(Stored items from a collection)
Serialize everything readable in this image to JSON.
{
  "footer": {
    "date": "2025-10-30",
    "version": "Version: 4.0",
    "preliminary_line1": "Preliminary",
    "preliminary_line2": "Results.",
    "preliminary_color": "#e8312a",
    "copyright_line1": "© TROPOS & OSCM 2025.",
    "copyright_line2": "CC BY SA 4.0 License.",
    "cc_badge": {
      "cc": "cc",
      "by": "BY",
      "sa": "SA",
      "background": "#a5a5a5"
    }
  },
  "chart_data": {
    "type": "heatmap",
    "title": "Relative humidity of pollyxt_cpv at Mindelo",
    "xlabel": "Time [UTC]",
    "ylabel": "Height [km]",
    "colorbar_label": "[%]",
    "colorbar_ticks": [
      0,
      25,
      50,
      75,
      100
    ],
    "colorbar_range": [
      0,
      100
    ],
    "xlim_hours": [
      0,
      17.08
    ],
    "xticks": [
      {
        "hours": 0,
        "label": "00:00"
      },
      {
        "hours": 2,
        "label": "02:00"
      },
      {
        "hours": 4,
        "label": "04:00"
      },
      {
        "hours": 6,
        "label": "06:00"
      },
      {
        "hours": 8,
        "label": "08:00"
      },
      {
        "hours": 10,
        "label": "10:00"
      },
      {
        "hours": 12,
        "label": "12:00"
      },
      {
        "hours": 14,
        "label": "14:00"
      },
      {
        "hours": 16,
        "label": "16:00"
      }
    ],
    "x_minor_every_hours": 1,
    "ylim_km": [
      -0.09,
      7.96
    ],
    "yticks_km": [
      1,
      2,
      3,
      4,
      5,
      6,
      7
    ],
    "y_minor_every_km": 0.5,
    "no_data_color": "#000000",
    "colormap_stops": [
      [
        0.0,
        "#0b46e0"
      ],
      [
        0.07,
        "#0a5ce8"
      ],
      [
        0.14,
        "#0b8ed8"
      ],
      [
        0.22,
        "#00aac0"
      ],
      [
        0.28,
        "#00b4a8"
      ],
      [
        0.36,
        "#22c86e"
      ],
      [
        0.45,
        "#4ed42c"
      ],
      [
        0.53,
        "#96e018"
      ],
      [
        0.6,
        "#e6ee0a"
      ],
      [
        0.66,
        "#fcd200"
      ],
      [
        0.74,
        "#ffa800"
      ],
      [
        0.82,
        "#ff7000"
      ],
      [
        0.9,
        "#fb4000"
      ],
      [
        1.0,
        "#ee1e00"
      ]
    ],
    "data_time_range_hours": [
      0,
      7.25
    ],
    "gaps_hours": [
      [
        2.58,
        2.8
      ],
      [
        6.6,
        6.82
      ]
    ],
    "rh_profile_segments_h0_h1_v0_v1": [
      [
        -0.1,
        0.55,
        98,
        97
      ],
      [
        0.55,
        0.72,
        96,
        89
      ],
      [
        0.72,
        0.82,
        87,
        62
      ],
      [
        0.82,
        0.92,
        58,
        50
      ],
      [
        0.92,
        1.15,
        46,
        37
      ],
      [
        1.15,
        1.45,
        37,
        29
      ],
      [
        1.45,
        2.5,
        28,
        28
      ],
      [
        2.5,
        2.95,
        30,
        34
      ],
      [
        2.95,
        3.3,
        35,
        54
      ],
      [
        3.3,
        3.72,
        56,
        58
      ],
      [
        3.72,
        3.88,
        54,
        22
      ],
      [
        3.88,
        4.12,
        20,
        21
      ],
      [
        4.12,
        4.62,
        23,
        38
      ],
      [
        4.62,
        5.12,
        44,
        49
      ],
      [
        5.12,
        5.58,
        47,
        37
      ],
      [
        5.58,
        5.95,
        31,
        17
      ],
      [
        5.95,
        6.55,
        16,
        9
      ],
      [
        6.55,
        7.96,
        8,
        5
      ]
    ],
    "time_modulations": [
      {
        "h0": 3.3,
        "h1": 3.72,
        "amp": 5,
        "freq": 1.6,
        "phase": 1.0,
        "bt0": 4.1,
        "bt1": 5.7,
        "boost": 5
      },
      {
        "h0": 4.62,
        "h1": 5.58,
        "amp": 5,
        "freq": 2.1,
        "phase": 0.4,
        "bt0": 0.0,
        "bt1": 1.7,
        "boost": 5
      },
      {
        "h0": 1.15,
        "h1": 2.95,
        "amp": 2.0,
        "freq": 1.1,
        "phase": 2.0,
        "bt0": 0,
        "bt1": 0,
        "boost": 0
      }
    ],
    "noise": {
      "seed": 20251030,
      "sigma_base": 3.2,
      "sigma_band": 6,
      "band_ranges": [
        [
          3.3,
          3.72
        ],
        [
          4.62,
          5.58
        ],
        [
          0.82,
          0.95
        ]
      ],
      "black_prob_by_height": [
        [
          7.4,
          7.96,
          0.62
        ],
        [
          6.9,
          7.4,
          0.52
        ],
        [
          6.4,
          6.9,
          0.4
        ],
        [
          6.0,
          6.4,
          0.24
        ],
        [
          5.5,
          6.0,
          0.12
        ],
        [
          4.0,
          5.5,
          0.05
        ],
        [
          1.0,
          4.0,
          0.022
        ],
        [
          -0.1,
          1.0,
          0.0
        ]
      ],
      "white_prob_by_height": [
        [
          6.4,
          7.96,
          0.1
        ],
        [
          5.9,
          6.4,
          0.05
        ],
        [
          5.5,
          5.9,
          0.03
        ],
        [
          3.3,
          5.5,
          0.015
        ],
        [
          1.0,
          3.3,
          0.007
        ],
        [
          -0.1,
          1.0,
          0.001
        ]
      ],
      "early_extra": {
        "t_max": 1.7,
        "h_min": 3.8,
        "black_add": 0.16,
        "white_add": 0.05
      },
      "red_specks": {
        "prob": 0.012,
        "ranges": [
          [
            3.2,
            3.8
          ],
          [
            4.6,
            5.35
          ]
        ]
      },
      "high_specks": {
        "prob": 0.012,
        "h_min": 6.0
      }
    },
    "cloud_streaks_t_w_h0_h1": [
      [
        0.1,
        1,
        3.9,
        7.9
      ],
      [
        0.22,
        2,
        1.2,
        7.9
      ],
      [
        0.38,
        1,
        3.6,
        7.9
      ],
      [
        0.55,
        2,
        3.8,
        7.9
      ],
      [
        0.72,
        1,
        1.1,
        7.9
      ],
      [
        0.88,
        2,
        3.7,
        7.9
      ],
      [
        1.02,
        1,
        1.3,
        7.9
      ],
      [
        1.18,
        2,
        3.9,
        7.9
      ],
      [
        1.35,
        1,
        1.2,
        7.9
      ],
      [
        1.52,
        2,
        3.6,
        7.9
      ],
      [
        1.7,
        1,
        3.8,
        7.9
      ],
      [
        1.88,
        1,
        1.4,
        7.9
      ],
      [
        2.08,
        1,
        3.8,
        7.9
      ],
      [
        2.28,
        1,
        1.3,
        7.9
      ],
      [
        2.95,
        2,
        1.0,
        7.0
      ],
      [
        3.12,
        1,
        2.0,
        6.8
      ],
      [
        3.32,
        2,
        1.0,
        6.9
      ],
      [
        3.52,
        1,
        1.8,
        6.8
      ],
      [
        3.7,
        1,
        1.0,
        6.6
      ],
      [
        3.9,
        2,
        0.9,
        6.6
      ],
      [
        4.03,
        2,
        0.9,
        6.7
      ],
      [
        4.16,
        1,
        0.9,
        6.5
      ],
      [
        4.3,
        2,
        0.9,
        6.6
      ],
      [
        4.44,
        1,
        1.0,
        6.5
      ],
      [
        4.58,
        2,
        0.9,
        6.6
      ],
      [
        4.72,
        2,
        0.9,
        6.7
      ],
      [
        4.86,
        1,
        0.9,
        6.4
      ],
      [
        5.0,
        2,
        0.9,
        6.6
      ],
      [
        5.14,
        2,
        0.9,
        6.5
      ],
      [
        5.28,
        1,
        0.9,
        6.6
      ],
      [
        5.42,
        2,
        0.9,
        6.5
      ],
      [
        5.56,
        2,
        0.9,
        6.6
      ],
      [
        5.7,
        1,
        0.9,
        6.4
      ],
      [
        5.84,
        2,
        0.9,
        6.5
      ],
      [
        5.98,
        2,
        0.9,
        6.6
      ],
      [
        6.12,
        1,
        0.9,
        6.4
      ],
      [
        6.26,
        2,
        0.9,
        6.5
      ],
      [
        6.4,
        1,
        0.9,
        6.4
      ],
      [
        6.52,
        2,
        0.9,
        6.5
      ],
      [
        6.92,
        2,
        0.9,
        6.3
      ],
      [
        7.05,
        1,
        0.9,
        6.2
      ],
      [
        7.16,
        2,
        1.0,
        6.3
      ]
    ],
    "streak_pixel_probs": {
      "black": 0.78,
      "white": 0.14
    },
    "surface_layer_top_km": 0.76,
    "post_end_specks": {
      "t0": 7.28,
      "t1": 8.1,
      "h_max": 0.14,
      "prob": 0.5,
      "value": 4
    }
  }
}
...
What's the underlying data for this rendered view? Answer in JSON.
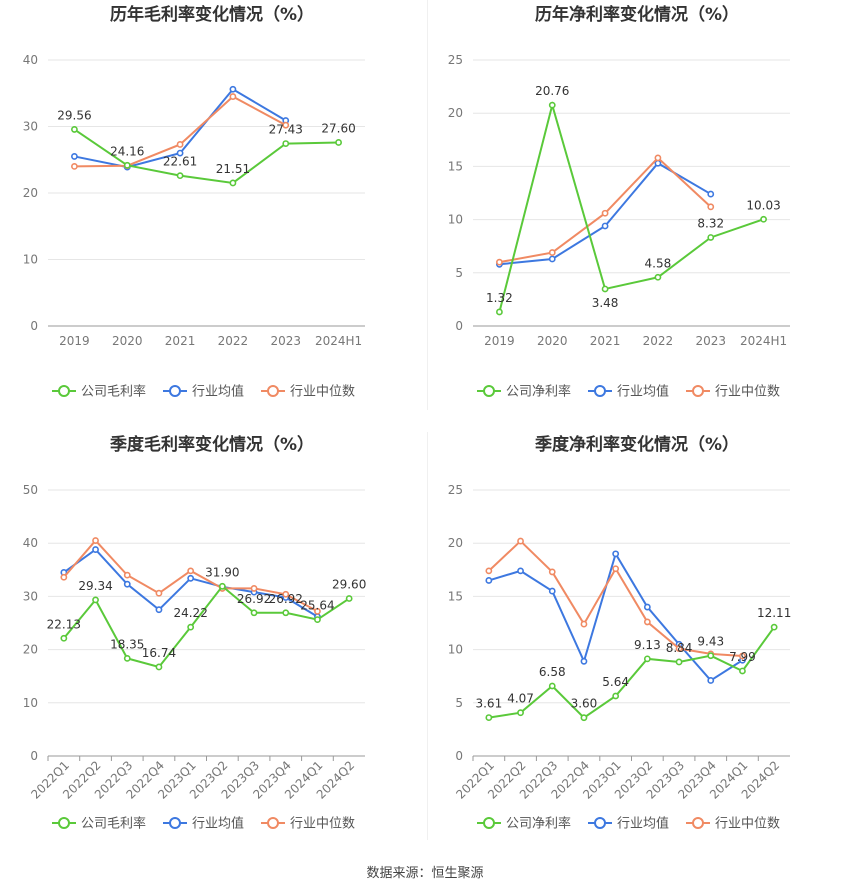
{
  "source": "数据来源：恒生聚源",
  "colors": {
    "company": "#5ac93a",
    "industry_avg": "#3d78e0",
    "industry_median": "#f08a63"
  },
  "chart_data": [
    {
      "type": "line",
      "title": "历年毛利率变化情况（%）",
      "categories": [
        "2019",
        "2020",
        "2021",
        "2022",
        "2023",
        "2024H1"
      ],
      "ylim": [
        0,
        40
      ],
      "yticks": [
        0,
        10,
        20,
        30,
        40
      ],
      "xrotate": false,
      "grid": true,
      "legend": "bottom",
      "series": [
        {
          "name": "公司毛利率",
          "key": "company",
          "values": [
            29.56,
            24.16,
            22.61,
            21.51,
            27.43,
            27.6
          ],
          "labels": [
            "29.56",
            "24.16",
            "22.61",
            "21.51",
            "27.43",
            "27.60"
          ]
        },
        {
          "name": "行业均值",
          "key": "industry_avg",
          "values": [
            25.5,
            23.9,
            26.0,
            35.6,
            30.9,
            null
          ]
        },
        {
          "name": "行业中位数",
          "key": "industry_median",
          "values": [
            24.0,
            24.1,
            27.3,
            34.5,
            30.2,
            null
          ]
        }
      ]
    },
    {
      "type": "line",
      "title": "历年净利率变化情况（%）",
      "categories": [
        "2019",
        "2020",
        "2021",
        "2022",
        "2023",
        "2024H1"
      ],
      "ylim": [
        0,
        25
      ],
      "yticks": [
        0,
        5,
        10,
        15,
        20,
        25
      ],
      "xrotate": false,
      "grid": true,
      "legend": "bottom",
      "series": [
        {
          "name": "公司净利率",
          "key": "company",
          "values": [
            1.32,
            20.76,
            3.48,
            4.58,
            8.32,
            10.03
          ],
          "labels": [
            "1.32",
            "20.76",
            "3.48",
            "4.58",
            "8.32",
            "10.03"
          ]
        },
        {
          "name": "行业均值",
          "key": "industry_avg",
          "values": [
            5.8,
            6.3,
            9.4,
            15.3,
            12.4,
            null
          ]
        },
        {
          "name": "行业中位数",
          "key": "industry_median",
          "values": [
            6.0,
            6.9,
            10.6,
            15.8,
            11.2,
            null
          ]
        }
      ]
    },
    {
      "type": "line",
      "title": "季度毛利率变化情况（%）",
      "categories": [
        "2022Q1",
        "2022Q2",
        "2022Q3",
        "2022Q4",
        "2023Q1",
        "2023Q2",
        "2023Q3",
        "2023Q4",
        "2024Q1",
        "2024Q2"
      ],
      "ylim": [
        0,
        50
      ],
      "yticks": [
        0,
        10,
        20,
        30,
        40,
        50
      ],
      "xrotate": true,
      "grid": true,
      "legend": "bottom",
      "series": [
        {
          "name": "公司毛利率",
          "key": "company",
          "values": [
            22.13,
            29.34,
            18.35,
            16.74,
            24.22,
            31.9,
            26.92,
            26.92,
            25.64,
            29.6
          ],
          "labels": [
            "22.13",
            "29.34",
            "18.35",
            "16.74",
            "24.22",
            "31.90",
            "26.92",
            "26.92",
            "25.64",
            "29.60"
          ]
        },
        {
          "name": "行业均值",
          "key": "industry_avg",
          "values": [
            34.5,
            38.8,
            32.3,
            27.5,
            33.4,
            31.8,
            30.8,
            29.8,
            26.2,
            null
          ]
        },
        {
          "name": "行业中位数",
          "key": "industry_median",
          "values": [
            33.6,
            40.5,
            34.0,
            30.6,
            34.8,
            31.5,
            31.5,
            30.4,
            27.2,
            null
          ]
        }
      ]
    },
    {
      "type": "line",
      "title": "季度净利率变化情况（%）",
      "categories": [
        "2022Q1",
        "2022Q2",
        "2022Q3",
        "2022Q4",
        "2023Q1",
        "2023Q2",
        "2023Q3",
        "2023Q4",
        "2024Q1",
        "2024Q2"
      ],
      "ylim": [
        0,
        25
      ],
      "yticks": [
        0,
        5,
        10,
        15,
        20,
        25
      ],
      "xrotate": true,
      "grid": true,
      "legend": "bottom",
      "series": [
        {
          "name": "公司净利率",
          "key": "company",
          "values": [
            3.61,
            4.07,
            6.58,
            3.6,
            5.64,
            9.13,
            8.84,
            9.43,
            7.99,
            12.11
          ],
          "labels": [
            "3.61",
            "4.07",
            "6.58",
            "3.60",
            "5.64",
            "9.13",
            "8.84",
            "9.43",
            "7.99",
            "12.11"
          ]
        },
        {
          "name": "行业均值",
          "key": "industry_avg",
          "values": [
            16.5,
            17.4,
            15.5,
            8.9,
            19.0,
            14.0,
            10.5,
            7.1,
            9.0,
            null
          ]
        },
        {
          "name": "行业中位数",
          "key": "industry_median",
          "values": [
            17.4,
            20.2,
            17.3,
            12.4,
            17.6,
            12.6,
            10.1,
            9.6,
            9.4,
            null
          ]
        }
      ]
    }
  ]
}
---
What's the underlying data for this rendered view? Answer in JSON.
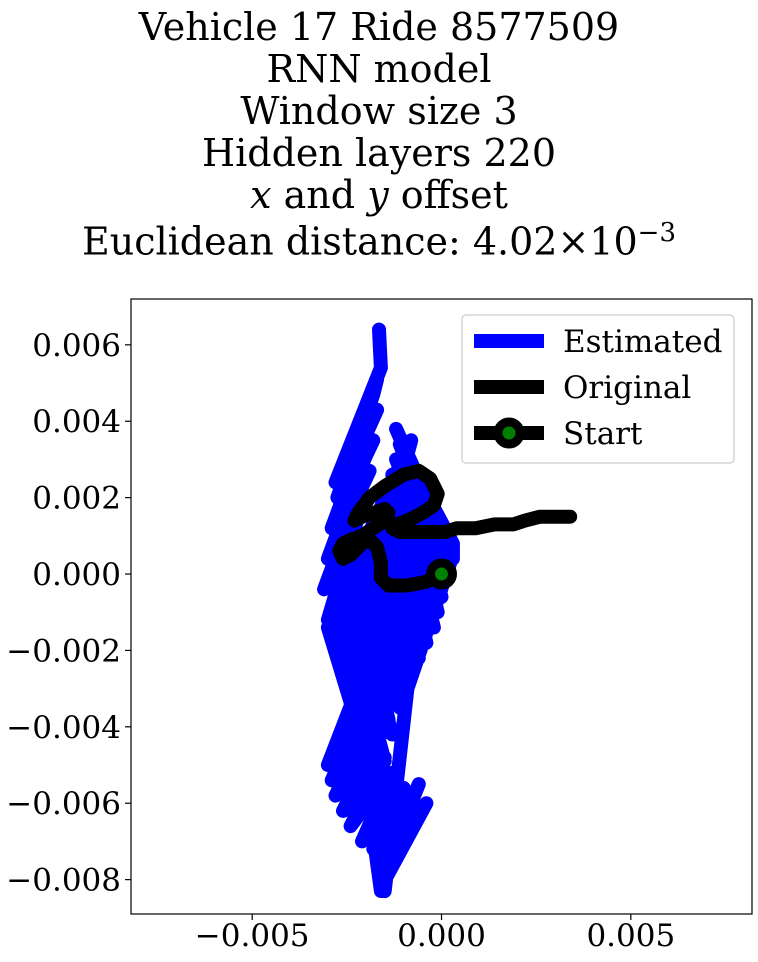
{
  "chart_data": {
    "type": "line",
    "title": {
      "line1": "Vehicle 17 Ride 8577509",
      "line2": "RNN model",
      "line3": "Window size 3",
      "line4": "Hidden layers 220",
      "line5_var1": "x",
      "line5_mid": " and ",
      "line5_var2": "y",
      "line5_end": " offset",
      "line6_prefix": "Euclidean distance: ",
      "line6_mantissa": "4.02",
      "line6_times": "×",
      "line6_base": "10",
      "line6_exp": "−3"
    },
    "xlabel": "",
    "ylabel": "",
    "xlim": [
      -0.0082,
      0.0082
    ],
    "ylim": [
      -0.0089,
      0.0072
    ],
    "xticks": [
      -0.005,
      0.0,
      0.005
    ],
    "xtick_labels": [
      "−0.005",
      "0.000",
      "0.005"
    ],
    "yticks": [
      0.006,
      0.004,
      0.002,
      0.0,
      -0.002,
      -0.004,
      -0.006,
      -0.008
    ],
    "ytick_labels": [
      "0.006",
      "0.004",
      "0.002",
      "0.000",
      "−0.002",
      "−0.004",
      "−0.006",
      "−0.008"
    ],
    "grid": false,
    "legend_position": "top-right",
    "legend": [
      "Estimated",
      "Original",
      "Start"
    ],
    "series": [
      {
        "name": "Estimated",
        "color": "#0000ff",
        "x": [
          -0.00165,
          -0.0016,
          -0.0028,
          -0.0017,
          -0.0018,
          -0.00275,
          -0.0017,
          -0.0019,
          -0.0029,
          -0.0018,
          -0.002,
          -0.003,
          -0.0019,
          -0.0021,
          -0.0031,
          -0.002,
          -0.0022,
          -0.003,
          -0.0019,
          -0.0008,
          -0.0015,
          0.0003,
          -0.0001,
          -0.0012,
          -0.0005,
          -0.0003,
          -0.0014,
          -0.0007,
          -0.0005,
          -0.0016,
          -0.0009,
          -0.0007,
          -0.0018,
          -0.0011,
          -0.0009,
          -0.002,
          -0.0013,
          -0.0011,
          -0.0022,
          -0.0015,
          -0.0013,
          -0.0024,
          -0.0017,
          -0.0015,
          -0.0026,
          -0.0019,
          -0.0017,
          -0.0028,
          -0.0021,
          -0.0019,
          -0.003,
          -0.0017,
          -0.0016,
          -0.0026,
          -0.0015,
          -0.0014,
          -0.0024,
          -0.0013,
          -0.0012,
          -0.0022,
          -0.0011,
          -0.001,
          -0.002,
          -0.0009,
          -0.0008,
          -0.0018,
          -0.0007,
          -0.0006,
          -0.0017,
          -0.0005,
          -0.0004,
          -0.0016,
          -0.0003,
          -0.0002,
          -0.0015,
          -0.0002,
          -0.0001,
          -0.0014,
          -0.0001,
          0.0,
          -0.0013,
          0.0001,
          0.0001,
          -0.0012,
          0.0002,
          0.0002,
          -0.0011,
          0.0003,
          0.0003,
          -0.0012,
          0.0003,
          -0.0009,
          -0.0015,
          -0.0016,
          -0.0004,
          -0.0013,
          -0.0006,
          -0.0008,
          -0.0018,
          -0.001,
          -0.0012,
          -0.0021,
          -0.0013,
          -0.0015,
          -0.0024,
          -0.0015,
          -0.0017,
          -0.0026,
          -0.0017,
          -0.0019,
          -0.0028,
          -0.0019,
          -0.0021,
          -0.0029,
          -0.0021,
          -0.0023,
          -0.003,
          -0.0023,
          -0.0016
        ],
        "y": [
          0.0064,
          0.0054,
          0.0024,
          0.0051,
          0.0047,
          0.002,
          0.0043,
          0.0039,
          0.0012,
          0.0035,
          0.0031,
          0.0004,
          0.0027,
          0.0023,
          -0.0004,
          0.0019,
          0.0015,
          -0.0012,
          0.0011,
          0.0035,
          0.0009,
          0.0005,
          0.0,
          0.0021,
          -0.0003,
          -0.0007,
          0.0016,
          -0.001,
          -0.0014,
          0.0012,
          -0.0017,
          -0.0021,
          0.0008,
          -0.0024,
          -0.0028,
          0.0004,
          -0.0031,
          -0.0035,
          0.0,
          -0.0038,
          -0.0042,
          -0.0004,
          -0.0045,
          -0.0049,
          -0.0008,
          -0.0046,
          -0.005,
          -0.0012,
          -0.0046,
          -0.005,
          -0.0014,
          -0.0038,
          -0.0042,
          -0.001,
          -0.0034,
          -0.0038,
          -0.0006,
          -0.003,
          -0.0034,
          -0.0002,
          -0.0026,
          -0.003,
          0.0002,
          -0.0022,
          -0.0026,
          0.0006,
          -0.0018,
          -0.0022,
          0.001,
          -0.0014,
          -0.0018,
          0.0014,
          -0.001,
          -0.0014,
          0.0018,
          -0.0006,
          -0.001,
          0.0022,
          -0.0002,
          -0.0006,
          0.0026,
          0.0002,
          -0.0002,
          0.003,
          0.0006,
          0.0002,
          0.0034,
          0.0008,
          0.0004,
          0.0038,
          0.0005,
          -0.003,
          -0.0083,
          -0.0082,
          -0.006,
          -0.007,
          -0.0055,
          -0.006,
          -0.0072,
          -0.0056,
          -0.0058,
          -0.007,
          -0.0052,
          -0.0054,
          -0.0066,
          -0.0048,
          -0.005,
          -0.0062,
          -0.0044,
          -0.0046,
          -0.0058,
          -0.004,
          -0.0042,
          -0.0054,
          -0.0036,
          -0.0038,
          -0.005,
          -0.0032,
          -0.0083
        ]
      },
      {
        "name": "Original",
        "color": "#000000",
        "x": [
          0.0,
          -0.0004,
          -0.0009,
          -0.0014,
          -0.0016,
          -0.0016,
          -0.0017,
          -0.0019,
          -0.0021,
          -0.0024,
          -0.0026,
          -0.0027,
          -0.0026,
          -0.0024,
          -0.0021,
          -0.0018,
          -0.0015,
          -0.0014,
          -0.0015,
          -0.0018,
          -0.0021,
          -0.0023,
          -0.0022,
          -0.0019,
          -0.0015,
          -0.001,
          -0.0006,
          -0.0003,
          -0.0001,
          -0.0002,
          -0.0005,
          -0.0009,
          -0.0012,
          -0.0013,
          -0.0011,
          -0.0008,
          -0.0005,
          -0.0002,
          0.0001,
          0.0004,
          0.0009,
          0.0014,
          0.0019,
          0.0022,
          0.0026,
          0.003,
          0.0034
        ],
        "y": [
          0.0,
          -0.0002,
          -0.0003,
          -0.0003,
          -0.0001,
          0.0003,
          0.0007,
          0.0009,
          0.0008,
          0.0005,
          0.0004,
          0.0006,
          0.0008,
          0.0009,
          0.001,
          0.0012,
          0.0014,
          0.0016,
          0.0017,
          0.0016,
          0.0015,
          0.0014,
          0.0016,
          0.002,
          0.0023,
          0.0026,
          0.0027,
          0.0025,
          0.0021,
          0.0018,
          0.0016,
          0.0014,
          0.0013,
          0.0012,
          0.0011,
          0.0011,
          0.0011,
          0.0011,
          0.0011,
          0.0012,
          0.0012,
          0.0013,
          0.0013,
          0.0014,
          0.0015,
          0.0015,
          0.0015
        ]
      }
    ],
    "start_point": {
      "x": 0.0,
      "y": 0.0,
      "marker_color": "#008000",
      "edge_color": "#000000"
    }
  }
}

### GIVEN EXERCISE
Pick out every line of the listing containing the word "title", and show those lines.

### TASK ANSWER
    "title": "Relative humidity of pollyxt_cpv at Mindelo",
      "title": "历年毛利率变化情况（%）",
      "title": "历年净利率变化情况（%）",
      "title": "季度毛利率变化情况（%）",
      "title": "季度净利率变化情况（%）",
    "title": {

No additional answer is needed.